- [Written instruction 1]
Can you quote, word for word, the part of the pigeon-pecking thread that opens with the words "yup sounds like" and closes with "to protect it."?

- [Supplied passage]
• • •

# Does your pigeon try to peck you to death?



## watergirl (May 6, 2011)

Hi, I have a 9 month old pigeon, male, who has been with me about 12 weeks recovering from a head injury. Went to release him last week, but I think now we need to practice being around the new flock a bit more before he goes.

I haven't tamed him, but when I go to feed and talk to him, he comes over by me. If I poke my finger in his coop he tries to peck it to death. When I go in the coop to get him up or put him to bed (large dog crate inside coop - we are afraid of intruders into the coop), he seems happy but still tries to peck me to death. This is a new behavior for him. He is a good fighter (wing slapping) and his pecks now actually hurt so I think he can fend off getting beat up by bigger pigeons (he is small.)

Is this normal? Advice?


----------



## pookie! (Jul 22, 2011)

Sounds like a normal male bird lol I know I couldnt let my Grandma feed my inside bird because he would peck her and tear her skin open..


----------



## horseart4u (Jun 16, 2011)

yup sounds like he is coming into adulthood.. male can be agressive when they are looking for a mate.


----------



## Skyeking (Jan 17, 2003)

He is definitely a male and will defend his territory-which is the coop-he thinks he owns it, so he will fight to protect it.

IF you give him a room....or the whole house to live in he will adapt (thinking he own the whole house) and constantly peck at your heals or feet unless he becomes bonded to you and falls in love with you.


----------



## pookie! (Jul 22, 2011)

Yea is he falls in love with you, be ware of the "humping" LOL I had a bird that would hump this teddy bear like it was going out of style


----------



## Skyeking (Jan 17, 2003)

pookie! said:


> Yea is he falls in love with you, be ware of the "humping" LOL I had a bird that would hump this teddy bear like it was going out of style


 ...that is why some male pigeons have stuffed toy birds....


----------



## Bella_F (Nov 29, 2008)

I've seen this very recently too, between a male pigeon and his new mate, who was a girl I nursed back to health and released. He pecks her a lot when he wants to mate with her. Your guy must be ready for finding a girl....


----------



## watergirl (May 6, 2011)

OMG, that is hilarious! He's a good bird, I'd better hurry up and get him acclimated to that gigantic fat flock he's going into so he can find a girlfriend! He's going to miss his stuffed Panda Bear!!!! So THAT'S what's going on in the dog kennel!!!! lol.

Actually, first I'm going to try to find the person who flies a flock twice a day around here and see if they want him. Likelihood in your opinion of that happening? They all look like him, just normal pigeoney irridescent gorgeousness. Gray and white. Really nice to watch them against the hills in the valley shaft of sunlight in the evenings. In my opinion, that would be IDEAL for him!

Northern East Bay in El Sobrante, California near Berkeley if anyone just happens to know the person.


----------



## piegonsrock (Aug 14, 2009)

even though my male pomeranian pouter has a mate is will still peck the life our of you. He has drawn blood from me before


----------



## minimonkey (Apr 7, 2005)

I have one male that routinely draws blood... and he IS in love with me! He loves nothing more than to gnaw me half to death.


----------

• • •

- [Available data]
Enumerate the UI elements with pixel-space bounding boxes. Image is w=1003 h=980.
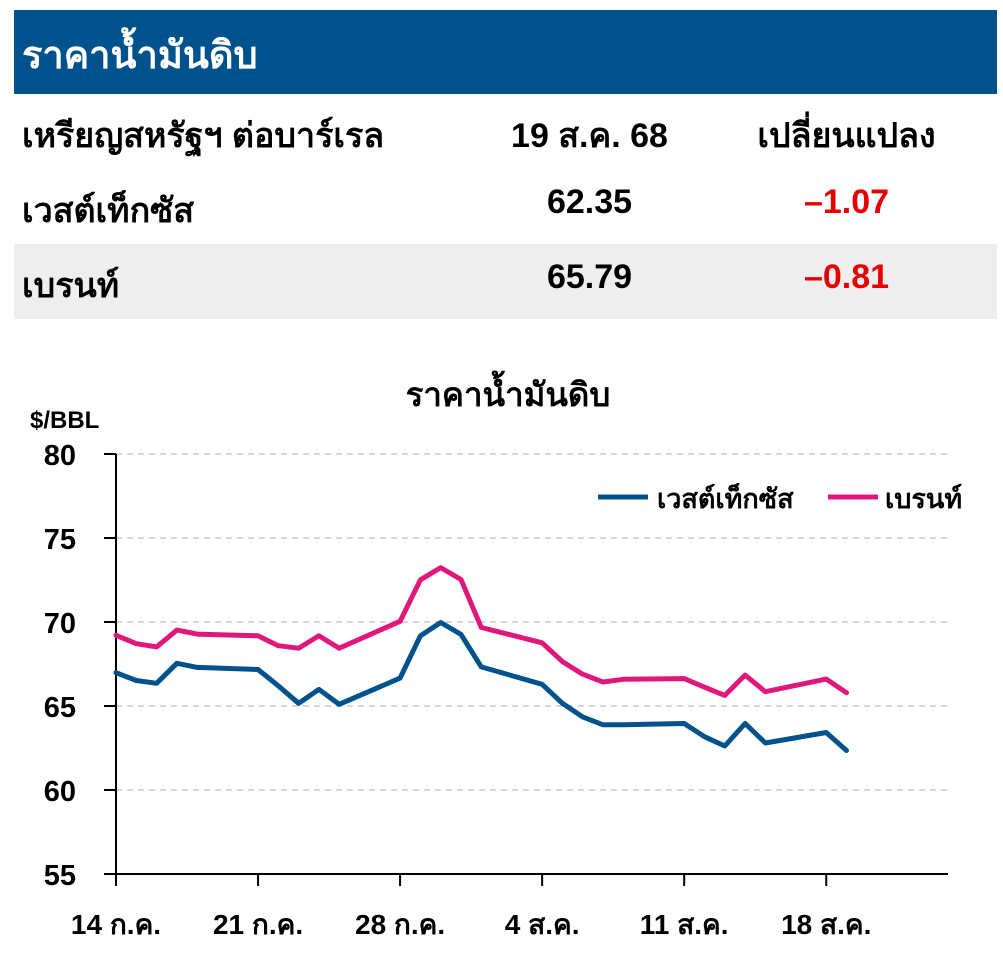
y-tick-label: 70 [44,608,76,640]
chart-legend: เวสต์เท็กซัส เบรนท์ [598,481,962,514]
y-tick-label: 65 [44,692,76,724]
y-tick-label: 60 [44,776,76,808]
y-tick-label: 80 [44,440,76,472]
header-bar: ราคาน้ำมันดิบ [14,10,997,94]
series-line [113,565,849,698]
column-header-date: 19 ส.ค. 68 [511,117,668,155]
row-price: 65.79 [546,258,633,296]
row-price: 62.35 [546,183,633,221]
column-header-change: เปลี่ยนแปลง [757,117,936,155]
y-axis-unit-label: $/BBL [30,407,99,434]
series-layer [113,565,849,753]
x-tick-label: 11 ส.ค. [640,909,729,940]
header-title: ราคาน้ำมันดิบ [22,35,258,77]
row-change: –1.07 [803,183,890,221]
axes: 55 60 65 70 75 80 14 ก.ค. 21 ก.ค. 28 ก.ค. 4 ส.ค. 1… [44,440,948,940]
legend-label: เวสต์เท็กซัส [657,481,794,514]
row-change: –0.81 [803,258,890,296]
x-tick-label: 14 ก.ค. [71,909,161,940]
table-row: เบรนท์ 65.79 –0.81 [14,244,997,319]
x-tick-label: 18 ส.ค. [781,909,871,940]
x-tick-label: 4 ส.ค. [505,909,580,940]
y-tick-label: 75 [44,524,76,556]
legend-label: เบรนท์ [885,483,962,514]
series-line [113,620,849,753]
row-name: เวสต์เท็กซัส [22,192,194,230]
column-header-unit: เหรียญสหรัฐฯ ต่อบาร์เรล [22,117,385,155]
row-name: เบรนท์ [22,267,120,305]
grid-lines [116,453,948,791]
table-header-row: เหรียญสหรัฐฯ ต่อบาร์เรล 19 ส.ค. 68 เปลี่… [14,94,997,169]
table-row: เวสต์เท็กซัส 62.35 –1.07 [14,169,997,244]
x-tick-label: 21 ก.ค. [213,909,303,940]
y-tick-label: 55 [44,860,76,892]
x-tick-label: 28 ก.ค. [355,909,445,940]
chart-title: ราคาน้ำมันดิบ [406,370,611,413]
oil-price-chart: ราคาน้ำมันดิบ $/BBL 55 60 65 70 75 80 14 ก.ค. 2… [30,370,962,940]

• • •

- [Written instruction 2]
Will you print, unchanged, the lines of the records from the line containing "y-tick-label: 70 [44,608,76,640]" through the end of the records, including both of those lines?

- [Written reply 1]
yup sounds like he is coming into adulthood.. male can be agressive when they are looking for a mate.


----------



## Skyeking (Jan 17, 2003)

He is definitely a male and will defend his territory-which is the coop-he thinks he owns it, so he will fight to protect it.

- [Written reply 2]
y-tick-label: 70 [44,608,76,640]
chart-legend: เวสต์เท็กซัส เบรนท์ [598,481,962,514]
y-tick-label: 65 [44,692,76,724]
y-tick-label: 60 [44,776,76,808]
y-tick-label: 80 [44,440,76,472]
header-bar: ราคาน้ำมันดิบ [14,10,997,94]
series-line [113,565,849,698]
column-header-date: 19 ส.ค. 68 [511,117,668,155]
row-price: 65.79 [546,258,633,296]
row-price: 62.35 [546,183,633,221]
column-header-change: เปลี่ยนแปลง [757,117,936,155]
y-axis-unit-label: $/BBL [30,407,99,434]
series-layer [113,565,849,753]
x-tick-label: 11 ส.ค. [640,909,729,940]
header-title: ราคาน้ำมันดิบ [22,35,258,77]
row-change: –1.07 [803,183,890,221]
axes: 55 60 65 70 75 80 14 ก.ค. 21 ก.ค. 28 ก.ค. 4 ส.ค. 1… [44,440,948,940]
legend-label: เวสต์เท็กซัส [657,481,794,514]
row-change: –0.81 [803,258,890,296]
x-tick-label: 14 ก.ค. [71,909,161,940]
table-row: เบรนท์ 65.79 –0.81 [14,244,997,319]
x-tick-label: 18 ส.ค. [781,909,871,940]
x-tick-label: 4 ส.ค. [505,909,580,940]
y-tick-label: 75 [44,524,76,556]
legend-label: เบรนท์ [885,483,962,514]
series-line [113,620,849,753]
row-name: เวสต์เท็กซัส [22,192,194,230]
column-header-unit: เหรียญสหรัฐฯ ต่อบาร์เรล [22,117,385,155]
row-name: เบรนท์ [22,267,120,305]
grid-lines [116,453,948,791]
table-header-row: เหรียญสหรัฐฯ ต่อบาร์เรล 19 ส.ค. 68 เปลี่… [14,94,997,169]
table-row: เวสต์เท็กซัส 62.35 –1.07 [14,169,997,244]
x-tick-label: 21 ก.ค. [213,909,303,940]
y-tick-label: 55 [44,860,76,892]
x-tick-label: 28 ก.ค. [355,909,445,940]
chart-title: ราคาน้ำมันดิบ [406,370,611,413]
oil-price-chart: ราคาน้ำมันดิบ $/BBL 55 60 65 70 75 80 14 ก.ค. 2… [30,370,962,940]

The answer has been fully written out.